***** AUSZUG ZUM LESEN

Kai Meyer hat mit »Die Bücher, der Junge und die Nacht« eine Liebeserklärung an das Buchwesen in Deutschland geschrieben. Über viele Jahre und Jahrzehnte war Deutschland zu einem unvergleichlichen Zentrum der Branche gewachsen. Wie zum Beispiel das graphische Viertel in Leipzig, in das der Autor die Handlung des Buchs verortet und damit den Leser in die verschiedenen Epochen entführt.
Die Handlung wird auf drei Zeitebenen erzählt und ist dabei nicht nur komplex, sondern auch ein wenig philosophisch abstrakt. Die Hauptfigur Robert Steinfeld muss sich seiner Vergangenheit stellen und abwägen, wie er mit der entdeckten Wahrheit umgeht. Das Buch spielt in den 70ern, 40ern und 30ern des vorigen Jahrhunderts und ist insofern ein zeitgeschichtlicher Roman, als das der Leser in das traditionelle Buchwesen der damaligen Zeit und dessen unvorstellbaren Zerstörung entführt wird. Kai Meyer schafft dies durch seinen abwechslungsreichen Schreibstil, der mitunter sehr blumig sein kann:
„Leipzigs Gassen und Boulevards zerflossen an diesem Abend zu einem Aquarell, dessen Farben mit schwarzer Tinte vermischt worden waren. Die Lichtkugeln der Straßenlaternen lagen darauf wie verstreute Münzen.“ (bei 34% des eBooks)

**********
***** MATERIAL ZUR ÜBUNG

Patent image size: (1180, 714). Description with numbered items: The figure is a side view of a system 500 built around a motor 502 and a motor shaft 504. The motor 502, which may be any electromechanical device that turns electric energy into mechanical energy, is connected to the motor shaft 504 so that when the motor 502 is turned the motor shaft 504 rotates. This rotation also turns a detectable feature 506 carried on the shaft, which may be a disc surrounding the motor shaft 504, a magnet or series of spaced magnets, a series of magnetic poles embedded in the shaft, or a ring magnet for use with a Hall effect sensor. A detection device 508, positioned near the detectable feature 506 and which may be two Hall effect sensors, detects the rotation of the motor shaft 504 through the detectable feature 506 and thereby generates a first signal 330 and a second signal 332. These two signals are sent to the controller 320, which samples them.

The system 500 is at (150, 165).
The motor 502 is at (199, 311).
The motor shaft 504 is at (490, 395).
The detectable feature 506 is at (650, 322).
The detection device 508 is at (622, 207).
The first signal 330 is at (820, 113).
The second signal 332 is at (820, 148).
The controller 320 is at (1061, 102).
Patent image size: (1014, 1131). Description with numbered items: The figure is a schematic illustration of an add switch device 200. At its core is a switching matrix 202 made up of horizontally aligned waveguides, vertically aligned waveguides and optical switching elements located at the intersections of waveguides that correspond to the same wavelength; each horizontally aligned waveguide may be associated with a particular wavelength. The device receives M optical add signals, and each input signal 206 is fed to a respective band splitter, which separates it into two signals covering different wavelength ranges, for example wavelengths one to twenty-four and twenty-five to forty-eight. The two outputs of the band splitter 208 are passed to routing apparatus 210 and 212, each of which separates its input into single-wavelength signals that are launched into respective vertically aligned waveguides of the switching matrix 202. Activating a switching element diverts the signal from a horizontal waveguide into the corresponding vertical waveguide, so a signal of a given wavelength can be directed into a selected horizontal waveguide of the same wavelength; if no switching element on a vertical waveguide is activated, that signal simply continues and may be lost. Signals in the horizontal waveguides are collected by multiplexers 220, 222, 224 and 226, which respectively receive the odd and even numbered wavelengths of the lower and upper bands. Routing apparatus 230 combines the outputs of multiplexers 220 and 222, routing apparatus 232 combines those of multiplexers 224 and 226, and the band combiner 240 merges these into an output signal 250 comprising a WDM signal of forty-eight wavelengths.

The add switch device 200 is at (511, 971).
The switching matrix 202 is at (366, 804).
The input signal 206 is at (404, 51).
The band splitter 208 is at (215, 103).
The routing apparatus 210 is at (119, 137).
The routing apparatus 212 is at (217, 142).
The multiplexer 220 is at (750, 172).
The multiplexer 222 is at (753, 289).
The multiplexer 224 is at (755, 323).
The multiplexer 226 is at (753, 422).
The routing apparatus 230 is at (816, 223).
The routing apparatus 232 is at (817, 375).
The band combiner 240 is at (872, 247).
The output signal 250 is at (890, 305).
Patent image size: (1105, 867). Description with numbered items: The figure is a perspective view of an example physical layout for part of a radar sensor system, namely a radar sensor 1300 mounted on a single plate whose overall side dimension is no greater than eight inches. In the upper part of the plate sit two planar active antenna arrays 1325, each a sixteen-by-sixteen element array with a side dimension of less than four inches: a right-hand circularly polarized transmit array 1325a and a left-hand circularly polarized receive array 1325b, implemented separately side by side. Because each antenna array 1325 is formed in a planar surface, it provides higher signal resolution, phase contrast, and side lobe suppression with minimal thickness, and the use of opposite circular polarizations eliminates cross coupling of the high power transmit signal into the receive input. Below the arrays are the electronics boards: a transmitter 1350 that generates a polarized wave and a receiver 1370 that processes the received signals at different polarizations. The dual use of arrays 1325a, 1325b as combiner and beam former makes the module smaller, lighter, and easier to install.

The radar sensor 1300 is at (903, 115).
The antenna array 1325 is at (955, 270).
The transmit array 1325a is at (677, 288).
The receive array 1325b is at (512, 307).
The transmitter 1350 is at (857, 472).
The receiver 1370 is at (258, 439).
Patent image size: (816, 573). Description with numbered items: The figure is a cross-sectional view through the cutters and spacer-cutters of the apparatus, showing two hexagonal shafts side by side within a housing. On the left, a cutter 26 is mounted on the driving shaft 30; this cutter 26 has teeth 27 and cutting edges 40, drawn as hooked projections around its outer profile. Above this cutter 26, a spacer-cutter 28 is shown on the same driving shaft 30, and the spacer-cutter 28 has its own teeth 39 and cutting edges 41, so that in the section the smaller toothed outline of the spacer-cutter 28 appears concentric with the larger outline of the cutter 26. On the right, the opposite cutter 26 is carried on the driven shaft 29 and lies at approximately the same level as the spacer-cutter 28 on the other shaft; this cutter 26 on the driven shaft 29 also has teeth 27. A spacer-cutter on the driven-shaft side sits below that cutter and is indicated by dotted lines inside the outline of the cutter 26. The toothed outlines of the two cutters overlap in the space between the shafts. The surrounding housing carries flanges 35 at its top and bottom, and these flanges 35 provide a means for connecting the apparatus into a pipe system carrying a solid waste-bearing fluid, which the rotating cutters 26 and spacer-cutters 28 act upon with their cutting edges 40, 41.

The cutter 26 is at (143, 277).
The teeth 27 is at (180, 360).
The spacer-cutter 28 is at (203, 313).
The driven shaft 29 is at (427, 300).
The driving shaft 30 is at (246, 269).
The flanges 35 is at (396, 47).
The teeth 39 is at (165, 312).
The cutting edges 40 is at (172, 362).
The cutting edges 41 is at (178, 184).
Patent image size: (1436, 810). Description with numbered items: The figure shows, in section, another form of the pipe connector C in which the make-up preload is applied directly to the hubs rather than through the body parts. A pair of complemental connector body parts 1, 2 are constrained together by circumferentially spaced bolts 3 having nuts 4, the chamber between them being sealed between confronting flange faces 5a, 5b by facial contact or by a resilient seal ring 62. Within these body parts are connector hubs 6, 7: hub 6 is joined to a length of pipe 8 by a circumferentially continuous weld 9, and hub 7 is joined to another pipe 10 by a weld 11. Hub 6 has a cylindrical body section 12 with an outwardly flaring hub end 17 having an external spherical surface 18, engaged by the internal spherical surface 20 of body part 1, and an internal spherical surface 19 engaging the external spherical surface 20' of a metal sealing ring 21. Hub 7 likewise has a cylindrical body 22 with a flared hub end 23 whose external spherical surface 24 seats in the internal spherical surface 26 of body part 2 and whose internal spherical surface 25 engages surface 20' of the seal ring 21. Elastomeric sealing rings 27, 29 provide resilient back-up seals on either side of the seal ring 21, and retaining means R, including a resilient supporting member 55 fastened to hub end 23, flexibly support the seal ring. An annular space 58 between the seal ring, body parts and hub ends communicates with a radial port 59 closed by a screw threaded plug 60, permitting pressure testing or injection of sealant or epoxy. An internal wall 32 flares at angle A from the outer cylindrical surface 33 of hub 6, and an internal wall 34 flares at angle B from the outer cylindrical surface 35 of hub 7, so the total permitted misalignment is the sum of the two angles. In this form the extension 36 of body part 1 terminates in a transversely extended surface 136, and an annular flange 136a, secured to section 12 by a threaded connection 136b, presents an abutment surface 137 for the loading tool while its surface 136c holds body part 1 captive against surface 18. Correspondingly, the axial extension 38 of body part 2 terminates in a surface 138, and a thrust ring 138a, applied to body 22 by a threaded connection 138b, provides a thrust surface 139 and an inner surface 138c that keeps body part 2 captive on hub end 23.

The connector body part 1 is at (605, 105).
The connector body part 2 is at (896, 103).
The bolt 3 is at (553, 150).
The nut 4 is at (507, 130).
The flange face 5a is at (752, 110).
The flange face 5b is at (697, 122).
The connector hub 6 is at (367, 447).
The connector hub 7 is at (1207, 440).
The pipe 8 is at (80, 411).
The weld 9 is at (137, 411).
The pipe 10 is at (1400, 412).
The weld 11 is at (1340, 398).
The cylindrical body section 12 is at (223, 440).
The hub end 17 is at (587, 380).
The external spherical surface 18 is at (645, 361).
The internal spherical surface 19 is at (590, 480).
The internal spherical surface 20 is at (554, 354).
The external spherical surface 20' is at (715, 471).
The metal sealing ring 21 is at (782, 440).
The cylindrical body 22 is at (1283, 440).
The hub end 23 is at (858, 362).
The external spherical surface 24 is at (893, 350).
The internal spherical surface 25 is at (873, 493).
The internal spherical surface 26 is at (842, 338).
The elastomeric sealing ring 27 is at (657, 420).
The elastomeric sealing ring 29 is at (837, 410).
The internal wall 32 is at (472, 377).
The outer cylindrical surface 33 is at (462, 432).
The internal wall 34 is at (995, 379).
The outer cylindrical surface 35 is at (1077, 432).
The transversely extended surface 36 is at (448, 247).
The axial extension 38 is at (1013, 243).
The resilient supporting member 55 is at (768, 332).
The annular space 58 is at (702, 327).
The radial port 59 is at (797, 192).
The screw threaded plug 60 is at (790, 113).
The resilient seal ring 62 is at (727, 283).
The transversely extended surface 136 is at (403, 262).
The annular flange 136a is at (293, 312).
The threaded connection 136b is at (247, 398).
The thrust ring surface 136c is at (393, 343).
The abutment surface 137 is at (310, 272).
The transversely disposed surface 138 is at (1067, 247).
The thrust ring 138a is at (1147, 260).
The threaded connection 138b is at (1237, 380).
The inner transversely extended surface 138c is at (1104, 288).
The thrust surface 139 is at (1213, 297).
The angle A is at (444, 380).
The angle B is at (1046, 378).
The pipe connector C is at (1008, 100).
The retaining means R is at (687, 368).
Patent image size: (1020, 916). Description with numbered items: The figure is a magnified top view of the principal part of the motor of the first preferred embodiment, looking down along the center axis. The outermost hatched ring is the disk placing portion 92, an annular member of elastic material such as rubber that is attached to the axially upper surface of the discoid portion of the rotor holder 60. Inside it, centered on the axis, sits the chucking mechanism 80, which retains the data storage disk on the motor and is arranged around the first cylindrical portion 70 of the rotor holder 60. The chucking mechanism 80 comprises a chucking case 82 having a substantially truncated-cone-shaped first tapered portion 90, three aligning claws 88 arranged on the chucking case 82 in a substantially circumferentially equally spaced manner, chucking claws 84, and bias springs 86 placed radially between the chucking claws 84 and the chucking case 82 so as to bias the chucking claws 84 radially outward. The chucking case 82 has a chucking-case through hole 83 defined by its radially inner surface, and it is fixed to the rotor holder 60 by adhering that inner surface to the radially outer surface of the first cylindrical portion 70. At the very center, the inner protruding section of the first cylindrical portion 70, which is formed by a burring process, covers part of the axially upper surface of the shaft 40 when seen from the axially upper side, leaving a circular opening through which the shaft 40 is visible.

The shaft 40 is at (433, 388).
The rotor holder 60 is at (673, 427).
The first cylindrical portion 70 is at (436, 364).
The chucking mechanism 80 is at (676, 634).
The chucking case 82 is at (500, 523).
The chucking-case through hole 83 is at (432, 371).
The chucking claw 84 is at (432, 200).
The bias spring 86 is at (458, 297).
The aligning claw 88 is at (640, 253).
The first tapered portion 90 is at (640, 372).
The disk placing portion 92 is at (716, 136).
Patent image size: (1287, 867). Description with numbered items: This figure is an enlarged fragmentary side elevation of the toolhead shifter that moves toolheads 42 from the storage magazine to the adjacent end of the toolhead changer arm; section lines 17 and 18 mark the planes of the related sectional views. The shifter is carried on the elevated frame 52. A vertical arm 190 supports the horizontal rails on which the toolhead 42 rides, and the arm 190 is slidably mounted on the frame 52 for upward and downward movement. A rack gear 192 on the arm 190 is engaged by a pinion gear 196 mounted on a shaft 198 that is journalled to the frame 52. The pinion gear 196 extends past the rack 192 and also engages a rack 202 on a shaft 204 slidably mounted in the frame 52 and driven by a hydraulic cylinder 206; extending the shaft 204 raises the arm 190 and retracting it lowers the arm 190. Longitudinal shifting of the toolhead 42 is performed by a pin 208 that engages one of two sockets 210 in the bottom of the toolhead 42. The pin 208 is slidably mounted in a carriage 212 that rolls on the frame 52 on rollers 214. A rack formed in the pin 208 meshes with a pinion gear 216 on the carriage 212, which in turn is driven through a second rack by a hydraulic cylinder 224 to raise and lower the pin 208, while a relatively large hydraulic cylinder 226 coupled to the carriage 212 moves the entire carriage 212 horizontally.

**********

AUFGABEN:
• 1. Schreib aus der Buchbesprechung den Abschnitt ab, der mit „Kai Meyer hat“ beginnt und bis einschließlich „verschiedenen Epochen entführt.“ reicht.
• 2. Gib die Zeilen unverändert wieder, beginnend mit der ersten Zeile und weiter bis einschließlich der Zeile mit „The controller 320 is at (1061, 102).“.
Die Zeilen haben mit der Buchbesprechung nichts zu tun.

ANTWORTEN JE AUFGABE:
• 1.
Kai Meyer hat mit »Die Bücher, der Junge und die Nacht« eine Liebeserklärung an das Buchwesen in Deutschland geschrieben. Über viele Jahre und Jahrzehnte war Deutschland zu einem unvergleichlichen Zentrum der Branche gewachsen. Wie zum Beispiel das graphische Viertel in Leipzig, in das der Autor die Handlung des Buchs verortet und damit den Leser in die verschiedenen Epochen entführt.

• 2.
Patent image size: (1180, 714). Description with numbered items: The figure is a side view of a system 500 built around a motor 502 and a motor shaft 504. The motor 502, which may be any electromechanical device that turns electric energy into mechanical energy, is connected to the motor shaft 504 so that when the motor 502 is turned the motor shaft 504 rotates. This rotation also turns a detectable feature 506 carried on the shaft, which may be a disc surrounding the motor shaft 504, a magnet or series of spaced magnets, a series of magnetic poles embedded in the shaft, or a ring magnet for use with a Hall effect sensor. A detection device 508, positioned near the detectable feature 506 and which may be two Hall effect sensors, detects the rotation of the motor shaft 504 through the detectable feature 506 and thereby generates a first signal 330 and a second signal 332. These two signals are sent to the controller 320, which samples them.

The system 500 is at (150, 165).
The motor 502 is at (199, 311).
The motor shaft 504 is at (490, 395).
The detectable feature 506 is at (650, 322).
The detection device 508 is at (622, 207).
The first signal 330 is at (820, 113).
The second signal 332 is at (820, 148).
The controller 320 is at (1061, 102).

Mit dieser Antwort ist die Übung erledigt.